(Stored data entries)
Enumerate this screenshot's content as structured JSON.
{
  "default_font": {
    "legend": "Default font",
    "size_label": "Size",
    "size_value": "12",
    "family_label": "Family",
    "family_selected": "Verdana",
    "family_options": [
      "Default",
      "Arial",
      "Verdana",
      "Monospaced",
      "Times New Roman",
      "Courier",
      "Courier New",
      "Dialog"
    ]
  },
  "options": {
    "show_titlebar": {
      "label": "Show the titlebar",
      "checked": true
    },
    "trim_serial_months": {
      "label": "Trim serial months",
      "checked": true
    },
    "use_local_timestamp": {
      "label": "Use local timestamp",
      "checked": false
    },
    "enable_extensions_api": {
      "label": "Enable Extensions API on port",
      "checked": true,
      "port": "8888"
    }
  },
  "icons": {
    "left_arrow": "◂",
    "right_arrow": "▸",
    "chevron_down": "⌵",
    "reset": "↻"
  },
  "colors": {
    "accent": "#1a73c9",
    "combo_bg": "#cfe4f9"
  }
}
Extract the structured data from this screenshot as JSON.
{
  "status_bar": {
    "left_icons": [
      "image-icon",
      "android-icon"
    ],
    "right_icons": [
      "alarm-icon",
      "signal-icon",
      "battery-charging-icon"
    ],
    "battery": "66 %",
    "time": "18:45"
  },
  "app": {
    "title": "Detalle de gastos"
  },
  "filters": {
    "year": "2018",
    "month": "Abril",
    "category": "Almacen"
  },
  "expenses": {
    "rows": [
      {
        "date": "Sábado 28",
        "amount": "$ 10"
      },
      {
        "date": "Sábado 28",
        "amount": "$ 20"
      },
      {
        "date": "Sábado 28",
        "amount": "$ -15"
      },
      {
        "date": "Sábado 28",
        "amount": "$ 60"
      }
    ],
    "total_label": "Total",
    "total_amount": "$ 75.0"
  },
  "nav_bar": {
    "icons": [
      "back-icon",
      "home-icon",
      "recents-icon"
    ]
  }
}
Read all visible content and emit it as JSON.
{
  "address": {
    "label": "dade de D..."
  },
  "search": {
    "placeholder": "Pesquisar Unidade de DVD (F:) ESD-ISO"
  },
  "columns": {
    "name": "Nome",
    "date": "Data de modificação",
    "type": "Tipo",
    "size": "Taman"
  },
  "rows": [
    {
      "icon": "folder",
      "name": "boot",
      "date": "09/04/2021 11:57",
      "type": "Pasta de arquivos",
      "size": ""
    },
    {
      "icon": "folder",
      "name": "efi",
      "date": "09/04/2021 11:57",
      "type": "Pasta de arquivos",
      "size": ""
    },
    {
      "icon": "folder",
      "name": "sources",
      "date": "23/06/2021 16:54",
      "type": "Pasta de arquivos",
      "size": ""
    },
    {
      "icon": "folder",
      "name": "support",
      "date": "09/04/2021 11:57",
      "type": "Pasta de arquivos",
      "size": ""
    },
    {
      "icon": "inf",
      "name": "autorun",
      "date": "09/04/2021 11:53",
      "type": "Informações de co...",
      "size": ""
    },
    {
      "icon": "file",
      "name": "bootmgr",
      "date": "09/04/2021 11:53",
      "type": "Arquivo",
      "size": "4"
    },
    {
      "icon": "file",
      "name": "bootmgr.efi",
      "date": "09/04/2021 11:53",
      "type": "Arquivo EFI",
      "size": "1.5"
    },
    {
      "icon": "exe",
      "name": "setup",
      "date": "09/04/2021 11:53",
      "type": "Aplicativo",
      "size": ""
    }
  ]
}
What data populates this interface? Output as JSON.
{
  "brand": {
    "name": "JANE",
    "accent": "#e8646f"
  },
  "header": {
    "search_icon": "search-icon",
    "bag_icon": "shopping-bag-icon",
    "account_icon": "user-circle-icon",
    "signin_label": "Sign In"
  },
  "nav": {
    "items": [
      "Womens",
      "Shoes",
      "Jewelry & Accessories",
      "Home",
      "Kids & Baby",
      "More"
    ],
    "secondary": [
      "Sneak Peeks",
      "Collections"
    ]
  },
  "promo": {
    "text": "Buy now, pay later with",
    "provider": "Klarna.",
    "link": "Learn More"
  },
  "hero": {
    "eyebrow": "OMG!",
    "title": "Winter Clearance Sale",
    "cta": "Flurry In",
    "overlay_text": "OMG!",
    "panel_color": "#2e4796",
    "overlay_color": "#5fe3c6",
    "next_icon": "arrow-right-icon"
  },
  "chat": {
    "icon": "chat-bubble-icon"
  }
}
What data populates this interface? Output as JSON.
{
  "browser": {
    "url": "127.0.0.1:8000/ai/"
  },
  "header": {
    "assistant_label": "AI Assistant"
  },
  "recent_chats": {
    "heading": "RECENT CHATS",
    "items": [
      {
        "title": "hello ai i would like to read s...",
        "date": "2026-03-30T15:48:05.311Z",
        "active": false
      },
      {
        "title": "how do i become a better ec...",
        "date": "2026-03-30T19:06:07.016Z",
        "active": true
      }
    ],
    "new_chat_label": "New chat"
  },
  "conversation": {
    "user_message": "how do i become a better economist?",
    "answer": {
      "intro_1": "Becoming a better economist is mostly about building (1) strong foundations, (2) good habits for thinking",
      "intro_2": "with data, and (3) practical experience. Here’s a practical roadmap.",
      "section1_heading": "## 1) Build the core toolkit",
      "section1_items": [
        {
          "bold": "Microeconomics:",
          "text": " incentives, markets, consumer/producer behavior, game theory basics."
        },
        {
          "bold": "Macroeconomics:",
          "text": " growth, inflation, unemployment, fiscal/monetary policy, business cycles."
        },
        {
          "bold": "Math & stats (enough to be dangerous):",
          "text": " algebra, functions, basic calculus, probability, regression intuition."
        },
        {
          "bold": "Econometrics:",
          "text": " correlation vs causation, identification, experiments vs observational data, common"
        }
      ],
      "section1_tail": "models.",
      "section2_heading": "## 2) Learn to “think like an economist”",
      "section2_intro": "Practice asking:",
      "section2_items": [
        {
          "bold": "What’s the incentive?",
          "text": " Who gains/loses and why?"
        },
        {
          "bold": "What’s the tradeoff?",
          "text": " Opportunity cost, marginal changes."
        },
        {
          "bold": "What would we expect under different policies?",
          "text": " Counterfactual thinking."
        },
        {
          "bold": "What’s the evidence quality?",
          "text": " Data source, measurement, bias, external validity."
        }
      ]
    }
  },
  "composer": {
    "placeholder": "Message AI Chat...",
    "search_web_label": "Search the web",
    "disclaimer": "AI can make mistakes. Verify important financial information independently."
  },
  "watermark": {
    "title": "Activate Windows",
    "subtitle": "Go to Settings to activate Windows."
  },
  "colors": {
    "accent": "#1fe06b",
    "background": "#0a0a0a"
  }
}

◆ **Exercise**
All of the entries must be written out exactly as they stand.

◆ **Answer to this task**
Enumerate this screenshot's content as structured JSON.
{
  "default_font": {
    "legend": "Default font",
    "size_label": "Size",
    "size_value": "12",
    "family_label": "Family",
    "family_selected": "Verdana",
    "family_options": [
      "Default",
      "Arial",
      "Verdana",
      "Monospaced",
      "Times New Roman",
      "Courier",
      "Courier New",
      "Dialog"
    ]
  },
  "options": {
    "show_titlebar": {
      "label": "Show the titlebar",
      "checked": true
    },
    "trim_serial_months": {
      "label": "Trim serial months",
      "checked": true
    },
    "use_local_timestamp": {
      "label": "Use local timestamp",
      "checked": false
    },
    "enable_extensions_api": {
      "label": "Enable Extensions API on port",
      "checked": true,
      "port": "8888"
    }
  },
  "icons": {
    "left_arrow": "◂",
    "right_arrow": "▸",
    "chevron_down": "⌵",
    "reset": "↻"
  },
  "colors": {
    "accent": "#1a73c9",
    "combo_bg": "#cfe4f9"
  }
}
Extract the structured data from this screenshot as JSON.
{
  "status_bar": {
    "left_icons": [
      "image-icon",
      "android-icon"
    ],
    "right_icons": [
      "alarm-icon",
      "signal-icon",
      "battery-charging-icon"
    ],
    "battery": "66 %",
    "time": "18:45"
  },
  "app": {
    "title": "Detalle de gastos"
  },
  "filters": {
    "year": "2018",
    "month": "Abril",
    "category": "Almacen"
  },
  "expenses": {
    "rows": [
      {
        "date": "Sábado 28",
        "amount": "$ 10"
      },
      {
        "date": "Sábado 28",
        "amount": "$ 20"
      },
      {
        "date": "Sábado 28",
        "amount": "$ -15"
      },
      {
        "date": "Sábado 28",
        "amount": "$ 60"
      }
    ],
    "total_label": "Total",
    "total_amount": "$ 75.0"
  },
  "nav_bar": {
    "icons": [
      "back-icon",
      "home-icon",
      "recents-icon"
    ]
  }
}
Read all visible content and emit it as JSON.
{
  "address": {
    "label": "dade de D..."
  },
  "search": {
    "placeholder": "Pesquisar Unidade de DVD (F:) ESD-ISO"
  },
  "columns": {
    "name": "Nome",
    "date": "Data de modificação",
    "type": "Tipo",
    "size": "Taman"
  },
  "rows": [
    {
      "icon": "folder",
      "name": "boot",
      "date": "09/04/2021 11:57",
      "type": "Pasta de arquivos",
      "size": ""
    },
    {
      "icon": "folder",
      "name": "efi",
      "date": "09/04/2021 11:57",
      "type": "Pasta de arquivos",
      "size": ""
    },
    {
      "icon": "folder",
      "name": "sources",
      "date": "23/06/2021 16:54",
      "type": "Pasta de arquivos",
      "size": ""
    },
    {
      "icon": "folder",
      "name": "support",
      "date": "09/04/2021 11:57",
      "type": "Pasta de arquivos",
      "size": ""
    },
    {
      "icon": "inf",
      "name": "autorun",
      "date": "09/04/2021 11:53",
      "type": "Informações de co...",
      "size": ""
    },
    {
      "icon": "file",
      "name": "bootmgr",
      "date": "09/04/2021 11:53",
      "type": "Arquivo",
      "size": "4"
    },
    {
      "icon": "file",
      "name": "bootmgr.efi",
      "date": "09/04/2021 11:53",
      "type": "Arquivo EFI",
      "size": "1.5"
    },
    {
      "icon": "exe",
      "name": "setup",
      "date": "09/04/2021 11:53",
      "type": "Aplicativo",
      "size": ""
    }
  ]
}
What data populates this interface? Output as JSON.
{
  "brand": {
    "name": "JANE",
    "accent": "#e8646f"
  },
  "header": {
    "search_icon": "search-icon",
    "bag_icon": "shopping-bag-icon",
    "account_icon": "user-circle-icon",
    "signin_label": "Sign In"
  },
  "nav": {
    "items": [
      "Womens",
      "Shoes",
      "Jewelry & Accessories",
      "Home",
      "Kids & Baby",
      "More"
    ],
    "secondary": [
      "Sneak Peeks",
      "Collections"
    ]
  },
  "promo": {
    "text": "Buy now, pay later with",
    "provider": "Klarna.",
    "link": "Learn More"
  },
  "hero": {
    "eyebrow": "OMG!",
    "title": "Winter Clearance Sale",
    "cta": "Flurry In",
    "overlay_text": "OMG!",
    "panel_color": "#2e4796",
    "overlay_color": "#5fe3c6",
    "next_icon": "arrow-right-icon"
  },
  "chat": {
    "icon": "chat-bubble-icon"
  }
}
What data populates this interface? Output as JSON.
{
  "browser": {
    "url": "127.0.0.1:8000/ai/"
  },
  "header": {
    "assistant_label": "AI Assistant"
  },
  "recent_chats": {
    "heading": "RECENT CHATS",
    "items": [
      {
        "title": "hello ai i would like to read s...",
        "date": "2026-03-30T15:48:05.311Z",
        "active": false
      },
      {
        "title": "how do i become a better ec...",
        "date": "2026-03-30T19:06:07.016Z",
        "active": true
      }
    ],
    "new_chat_label": "New chat"
  },
  "conversation": {
    "user_message": "how do i become a better economist?",
    "answer": {
      "intro_1": "Becoming a better economist is mostly about building (1) strong foundations, (2) good habits for thinking",
      "intro_2": "with data, and (3) practical experience. Here’s a practical roadmap.",
      "section1_heading": "## 1) Build the core toolkit",
      "section1_items": [
        {
          "bold": "Microeconomics:",
          "text": " incentives, markets, consumer/producer behavior, game theory basics."
        },
        {
          "bold": "Macroeconomics:",
          "text": " growth, inflation, unemployment, fiscal/monetary policy, business cycles."
        },
        {
          "bold": "Math & stats (enough to be dangerous):",
          "text": " algebra, functions, basic calculus, probability, regression intuition."
        },
        {
          "bold": "Econometrics:",
          "text": " correlation vs causation, identification, experiments vs observational data, common"
        }
      ],
      "section1_tail": "models.",
      "section2_heading": "## 2) Learn to “think like an economist”",
      "section2_intro": "Practice asking:",
      "section2_items": [
        {
          "bold": "What’s the incentive?",
          "text": " Who gains/loses and why?"
        },
        {
          "bold": "What’s the tradeoff?",
          "text": " Opportunity cost, marginal changes."
        },
        {
          "bold": "What would we expect under different policies?",
          "text": " Counterfactual thinking."
        },
        {
          "bold": "What’s the evidence quality?",
          "text": " Data source, measurement, bias, external validity."
        }
      ]
    }
  },
  "composer": {
    "placeholder": "Message AI Chat...",
    "search_web_label": "Search the web",
    "disclaimer": "AI can make mistakes. Verify important financial information independently."
  },
  "watermark": {
    "title": "Activate Windows",
    "subtitle": "Go to Settings to activate Windows."
  },
  "colors": {
    "accent": "#1fe06b",
    "background": "#0a0a0a"
  }
}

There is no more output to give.